Document passage ▸
FIP-0031 Source

TitleAtomic switch to non-programmable FVM
Author
Discussions-Tohttps://github.com/filecoin-project/FIPs/discussions/296
StatusDraft
TypeTechnical Core
CategoryCore
Created2022-02-03

Spec Sections

FIP-0031: Atomic switch to non-programmable FVM

Simple Summary

This FIP proposes the atomic activation of a non-programmable version of the FVM in Filecoin mainnet (and consequent deprecation of the legacy VM), along with a state migration and the introduction of a state object for the system actor (f00). It also establishes filecoin-project/builtin-actors as the canonical actor implemenetation for all clients to use.

Abstract

This FIP proposes an atomic switch from the legacy VM to a non-programmable version of the Filecoin Virtual Machine. A baseline specification of the Filecoin Virtual Machine is provided in FIP-0030.

The switch involves a state tree migration to replace synthetic actor Code CIDs with genuine content-addressed CID, computed over the respective Wasm bytecode.

We also introduce a state object for the system actor (up until now, stateless) to hold static network configuration, starting with the registry of built-in actor CodeCIDs.

Furthermore, we propose to canonicalize filecoin-project/builtin-actors as the standard built-in actor implementation.

This FIP introduces no functional actor behaviour changes; however, some exit codes have been adjusted.

Change Motivation

This step represents an important preparatory step in the trajectory towards full on-chain user-programmability. As a side effect, it improves overall network security by sandboxing execution and making it deterministic.

Specification

Canonicalization of built-in actors

We establish filecoin-project/builtin-actors 1 as the canonical implementation of Filecoin built-in actors (aka as System Actors in the Filecoin Spec), for all client implementations to use.

This FIP introduces actors v8, a version fundamentally equivalent to actors v7 (nv15), but reliant on the FVM as its execution environment.

Adoption of content-addressed Code CIDs

Every actor in the state tree specifies the CID of the executable code that backs it (CodeCID), doubling as an actor type designator.

Prior to the Wasm-based FVM, there was no universal, portable execution bytecode for the network to agree on. Therefore, the network used synthetic CIDs of the following form:

CodeCid = Cid(IPLD_RAW_CODEC, Mh(IDENTITY, bytes('fil/$actor_version/$actor_type')))

Where:

  • IPLD_RAW_CODEC=0x55
  • IDENTITY=0x00

This FIP transitions to true content-addressed CIDs for every actor, computed over their Wasm bytecode, in the following way:

CodeCid = Cid(IPLD_RAW_CODEC, Mh(BLAKE2B-256, $wasm_bytecode))

Sourcing built-in actors Wasm bytecode

The build process of filecoin-project/builtin-actors produces a CARv1 archive that bundles all Wasm bytecode for all actors. It has the following characteristics:

  • The CARv1 header is single-rooted.
  • The root CID resolves to a data structure that acts like a Manifest.
  • The Manifest type is a versioned struct, encoded as a CBOR tuple, defined as following:

    struct Manifest {
      version: u32
      data: CID
    }
    

    The Manifest data for version 1 (the only version currently defined) is a CID linking to an IPLD Vector<(String, CID)>, ordered by explicit position, specified below.

Short problem a ▸
Starting at the first line of the entries and ending at the line containing "hole dia tolerance label: [6, 208, 59, 229]", render the entries as a Markdown table with the columns Row and Entry line, leaving out blank lines.

Entries provided ▸
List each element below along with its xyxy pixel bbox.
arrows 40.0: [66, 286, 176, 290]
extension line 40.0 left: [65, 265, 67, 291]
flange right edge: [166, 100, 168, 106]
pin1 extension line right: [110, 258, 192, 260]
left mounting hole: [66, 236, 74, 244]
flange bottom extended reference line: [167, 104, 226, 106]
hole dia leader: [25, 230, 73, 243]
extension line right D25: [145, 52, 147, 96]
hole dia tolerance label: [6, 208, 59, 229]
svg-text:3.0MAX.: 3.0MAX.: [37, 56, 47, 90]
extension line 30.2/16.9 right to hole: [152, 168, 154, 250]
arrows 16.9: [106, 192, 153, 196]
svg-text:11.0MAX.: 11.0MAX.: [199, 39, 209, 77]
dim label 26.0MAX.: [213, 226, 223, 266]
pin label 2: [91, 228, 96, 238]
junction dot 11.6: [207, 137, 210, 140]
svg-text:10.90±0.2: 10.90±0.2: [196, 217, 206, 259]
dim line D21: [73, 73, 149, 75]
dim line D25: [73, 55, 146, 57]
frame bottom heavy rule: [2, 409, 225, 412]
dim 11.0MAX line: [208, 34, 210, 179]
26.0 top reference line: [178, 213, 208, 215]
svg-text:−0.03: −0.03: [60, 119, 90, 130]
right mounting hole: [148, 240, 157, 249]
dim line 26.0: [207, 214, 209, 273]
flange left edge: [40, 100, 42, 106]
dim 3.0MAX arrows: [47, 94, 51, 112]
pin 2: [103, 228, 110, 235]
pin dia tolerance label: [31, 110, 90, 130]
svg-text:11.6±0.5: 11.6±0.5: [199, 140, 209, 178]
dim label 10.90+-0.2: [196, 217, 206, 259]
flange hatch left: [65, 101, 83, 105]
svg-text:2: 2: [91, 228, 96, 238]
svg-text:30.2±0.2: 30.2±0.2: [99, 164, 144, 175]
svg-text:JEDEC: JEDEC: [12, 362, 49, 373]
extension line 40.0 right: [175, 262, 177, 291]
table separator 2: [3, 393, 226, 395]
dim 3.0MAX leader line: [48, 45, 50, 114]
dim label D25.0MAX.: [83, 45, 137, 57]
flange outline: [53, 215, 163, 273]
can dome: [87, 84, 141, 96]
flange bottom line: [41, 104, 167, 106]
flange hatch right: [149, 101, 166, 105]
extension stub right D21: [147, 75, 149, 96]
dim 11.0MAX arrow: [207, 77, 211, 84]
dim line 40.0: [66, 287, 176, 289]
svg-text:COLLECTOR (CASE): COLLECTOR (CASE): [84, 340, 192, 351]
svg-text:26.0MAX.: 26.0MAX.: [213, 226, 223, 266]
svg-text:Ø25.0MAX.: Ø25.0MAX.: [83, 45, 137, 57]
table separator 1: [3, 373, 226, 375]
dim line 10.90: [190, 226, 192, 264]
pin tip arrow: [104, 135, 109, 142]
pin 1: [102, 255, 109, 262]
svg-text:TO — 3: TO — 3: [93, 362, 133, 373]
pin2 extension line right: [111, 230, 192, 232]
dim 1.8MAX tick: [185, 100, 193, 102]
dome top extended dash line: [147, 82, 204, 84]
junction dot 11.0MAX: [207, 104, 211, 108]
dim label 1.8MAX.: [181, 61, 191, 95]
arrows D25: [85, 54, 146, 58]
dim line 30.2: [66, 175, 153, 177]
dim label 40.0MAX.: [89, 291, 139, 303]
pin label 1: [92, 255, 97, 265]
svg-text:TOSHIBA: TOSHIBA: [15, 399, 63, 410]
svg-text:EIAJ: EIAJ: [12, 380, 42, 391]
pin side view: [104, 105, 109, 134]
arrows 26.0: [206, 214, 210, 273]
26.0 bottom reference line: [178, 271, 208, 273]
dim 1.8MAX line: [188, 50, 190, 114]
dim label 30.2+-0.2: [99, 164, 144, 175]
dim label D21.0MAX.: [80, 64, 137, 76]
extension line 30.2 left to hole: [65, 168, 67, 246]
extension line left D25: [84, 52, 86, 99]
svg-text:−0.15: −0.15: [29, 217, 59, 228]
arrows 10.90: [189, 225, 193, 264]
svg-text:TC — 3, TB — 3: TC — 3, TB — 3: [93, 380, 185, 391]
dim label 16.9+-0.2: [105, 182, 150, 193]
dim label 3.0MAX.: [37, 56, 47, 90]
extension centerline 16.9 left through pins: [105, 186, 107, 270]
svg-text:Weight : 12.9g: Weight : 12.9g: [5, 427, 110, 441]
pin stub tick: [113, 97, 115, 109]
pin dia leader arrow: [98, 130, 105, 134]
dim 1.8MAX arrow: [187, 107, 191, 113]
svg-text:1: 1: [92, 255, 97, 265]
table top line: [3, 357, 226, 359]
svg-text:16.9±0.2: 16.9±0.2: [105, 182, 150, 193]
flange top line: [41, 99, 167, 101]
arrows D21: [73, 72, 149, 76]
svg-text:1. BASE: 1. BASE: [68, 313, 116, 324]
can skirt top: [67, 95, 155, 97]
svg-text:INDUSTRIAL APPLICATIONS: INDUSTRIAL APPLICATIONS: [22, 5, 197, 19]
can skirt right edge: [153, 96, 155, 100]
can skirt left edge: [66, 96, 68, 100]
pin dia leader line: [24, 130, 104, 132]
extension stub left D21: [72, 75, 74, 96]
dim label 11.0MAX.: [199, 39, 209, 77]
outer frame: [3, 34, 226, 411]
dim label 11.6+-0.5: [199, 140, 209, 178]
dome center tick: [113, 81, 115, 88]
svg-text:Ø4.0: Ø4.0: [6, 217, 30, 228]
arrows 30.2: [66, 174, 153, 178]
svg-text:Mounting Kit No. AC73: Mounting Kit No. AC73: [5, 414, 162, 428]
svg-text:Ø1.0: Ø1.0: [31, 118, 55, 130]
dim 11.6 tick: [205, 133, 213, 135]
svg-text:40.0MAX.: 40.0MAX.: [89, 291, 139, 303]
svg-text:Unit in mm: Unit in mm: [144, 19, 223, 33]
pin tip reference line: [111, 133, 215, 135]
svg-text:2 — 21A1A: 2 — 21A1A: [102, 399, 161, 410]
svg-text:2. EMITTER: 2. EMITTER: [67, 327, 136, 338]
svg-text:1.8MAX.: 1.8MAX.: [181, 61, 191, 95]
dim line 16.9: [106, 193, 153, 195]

Short problem b ▸
According to the FIP-0031 page, which actors version does this FIP introduce?

Exercise result a ▸
| Row | Entry line |
|---|---|
| 1 | List each element below along with its xyxy pixel bbox. |
| 2 | arrows 40.0: [66, 286, 176, 290] |
| 3 | extension line 40.0 left: [65, 265, 67, 291] |
| 4 | flange right edge: [166, 100, 168, 106] |
| 5 | pin1 extension line right: [110, 258, 192, 260] |
| 6 | left mounting hole: [66, 236, 74, 244] |
| 7 | flange bottom extended reference line: [167, 104, 226, 106] |
| 8 | hole dia leader: [25, 230, 73, 243] |
| 9 | extension line right D25: [145, 52, 147, 96] |
| 10 | hole dia tolerance label: [6, 208, 59, 229] |

Exercise result b ▸
Actors v8.